* **Aim**
Go through the entries and transcribe each one exactly, dropping the pictures.

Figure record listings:
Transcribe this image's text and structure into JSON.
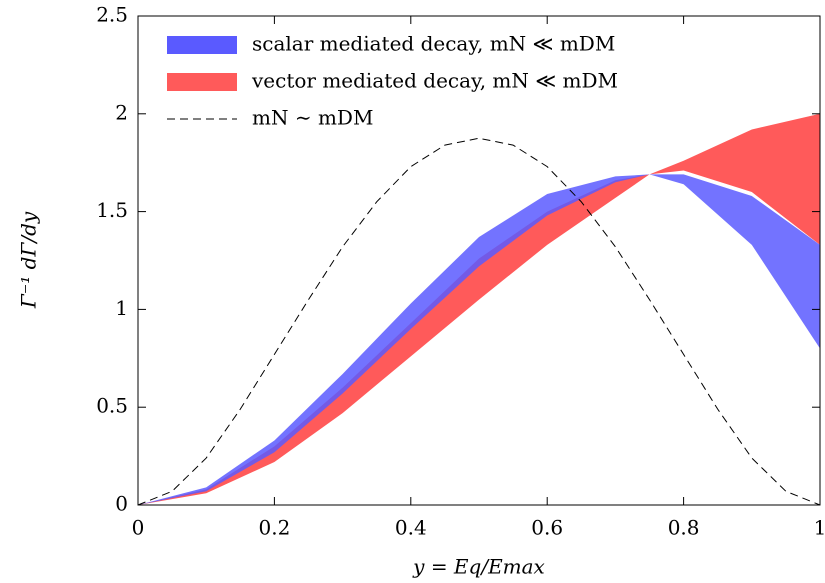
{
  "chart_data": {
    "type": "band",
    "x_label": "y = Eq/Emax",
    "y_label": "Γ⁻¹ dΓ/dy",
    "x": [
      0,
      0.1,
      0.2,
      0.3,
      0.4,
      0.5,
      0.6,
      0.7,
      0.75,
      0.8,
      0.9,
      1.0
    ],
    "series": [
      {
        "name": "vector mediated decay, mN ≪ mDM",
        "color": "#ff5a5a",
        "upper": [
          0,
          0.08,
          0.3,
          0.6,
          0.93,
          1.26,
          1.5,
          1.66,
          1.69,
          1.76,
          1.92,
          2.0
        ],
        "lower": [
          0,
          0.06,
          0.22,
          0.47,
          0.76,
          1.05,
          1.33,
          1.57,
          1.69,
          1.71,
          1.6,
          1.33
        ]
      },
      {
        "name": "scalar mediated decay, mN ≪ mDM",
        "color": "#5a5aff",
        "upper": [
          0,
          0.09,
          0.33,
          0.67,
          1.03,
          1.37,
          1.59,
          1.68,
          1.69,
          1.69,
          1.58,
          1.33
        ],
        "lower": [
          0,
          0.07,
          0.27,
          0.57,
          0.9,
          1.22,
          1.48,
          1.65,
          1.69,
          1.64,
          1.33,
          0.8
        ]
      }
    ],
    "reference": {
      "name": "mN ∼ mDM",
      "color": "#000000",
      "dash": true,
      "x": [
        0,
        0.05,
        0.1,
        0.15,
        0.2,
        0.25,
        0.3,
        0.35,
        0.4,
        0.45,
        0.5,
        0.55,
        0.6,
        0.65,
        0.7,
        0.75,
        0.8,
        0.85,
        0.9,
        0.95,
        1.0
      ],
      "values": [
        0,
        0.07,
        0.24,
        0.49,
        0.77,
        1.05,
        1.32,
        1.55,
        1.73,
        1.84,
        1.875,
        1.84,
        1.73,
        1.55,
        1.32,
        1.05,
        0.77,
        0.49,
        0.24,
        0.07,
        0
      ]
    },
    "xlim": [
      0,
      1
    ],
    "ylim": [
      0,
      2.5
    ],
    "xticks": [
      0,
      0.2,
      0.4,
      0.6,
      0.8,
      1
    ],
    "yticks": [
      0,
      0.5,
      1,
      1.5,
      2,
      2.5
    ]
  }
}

* **Answer in full**
Transcribe this image's text and structure into JSON.
{
  "chart_data": {
    "type": "band",
    "x_label": "y = Eq/Emax",
    "y_label": "Γ⁻¹ dΓ/dy",
    "x": [
      0,
      0.1,
      0.2,
      0.3,
      0.4,
      0.5,
      0.6,
      0.7,
      0.75,
      0.8,
      0.9,
      1.0
    ],
    "series": [
      {
        "name": "vector mediated decay, mN ≪ mDM",
        "color": "#ff5a5a",
        "upper": [
          0,
          0.08,
          0.3,
          0.6,
          0.93,
          1.26,
          1.5,
          1.66,
          1.69,
          1.76,
          1.92,
          2.0
        ],
        "lower": [
          0,
          0.06,
          0.22,
          0.47,
          0.76,
          1.05,
          1.33,
          1.57,
          1.69,
          1.71,
          1.6,
          1.33
        ]
      },
      {
        "name": "scalar mediated decay, mN ≪ mDM",
        "color": "#5a5aff",
        "upper": [
          0,
          0.09,
          0.33,
          0.67,
          1.03,
          1.37,
          1.59,
          1.68,
          1.69,
          1.69,
          1.58,
          1.33
        ],
        "lower": [
          0,
          0.07,
          0.27,
          0.57,
          0.9,
          1.22,
          1.48,
          1.65,
          1.69,
          1.64,
          1.33,
          0.8
        ]
      }
    ],
    "reference": {
      "name": "mN ∼ mDM",
      "color": "#000000",
      "dash": true,
      "x": [
        0,
        0.05,
        0.1,
        0.15,
        0.2,
        0.25,
        0.3,
        0.35,
        0.4,
        0.45,
        0.5,
        0.55,
        0.6,
        0.65,
        0.7,
        0.75,
        0.8,
        0.85,
        0.9,
        0.95,
        1.0
      ],
      "values": [
        0,
        0.07,
        0.24,
        0.49,
        0.77,
        1.05,
        1.32,
        1.55,
        1.73,
        1.84,
        1.875,
        1.84,
        1.73,
        1.55,
        1.32,
        1.05,
        0.77,
        0.49,
        0.24,
        0.07,
        0
      ]
    },
    "xlim": [
      0,
      1
    ],
    "ylim": [
      0,
      2.5
    ],
    "xticks": [
      0,
      0.2,
      0.4,
      0.6,
      0.8,
      1
    ],
    "yticks": [
      0,
      0.5,
      1,
      1.5,
      2,
      2.5
    ]
  }
}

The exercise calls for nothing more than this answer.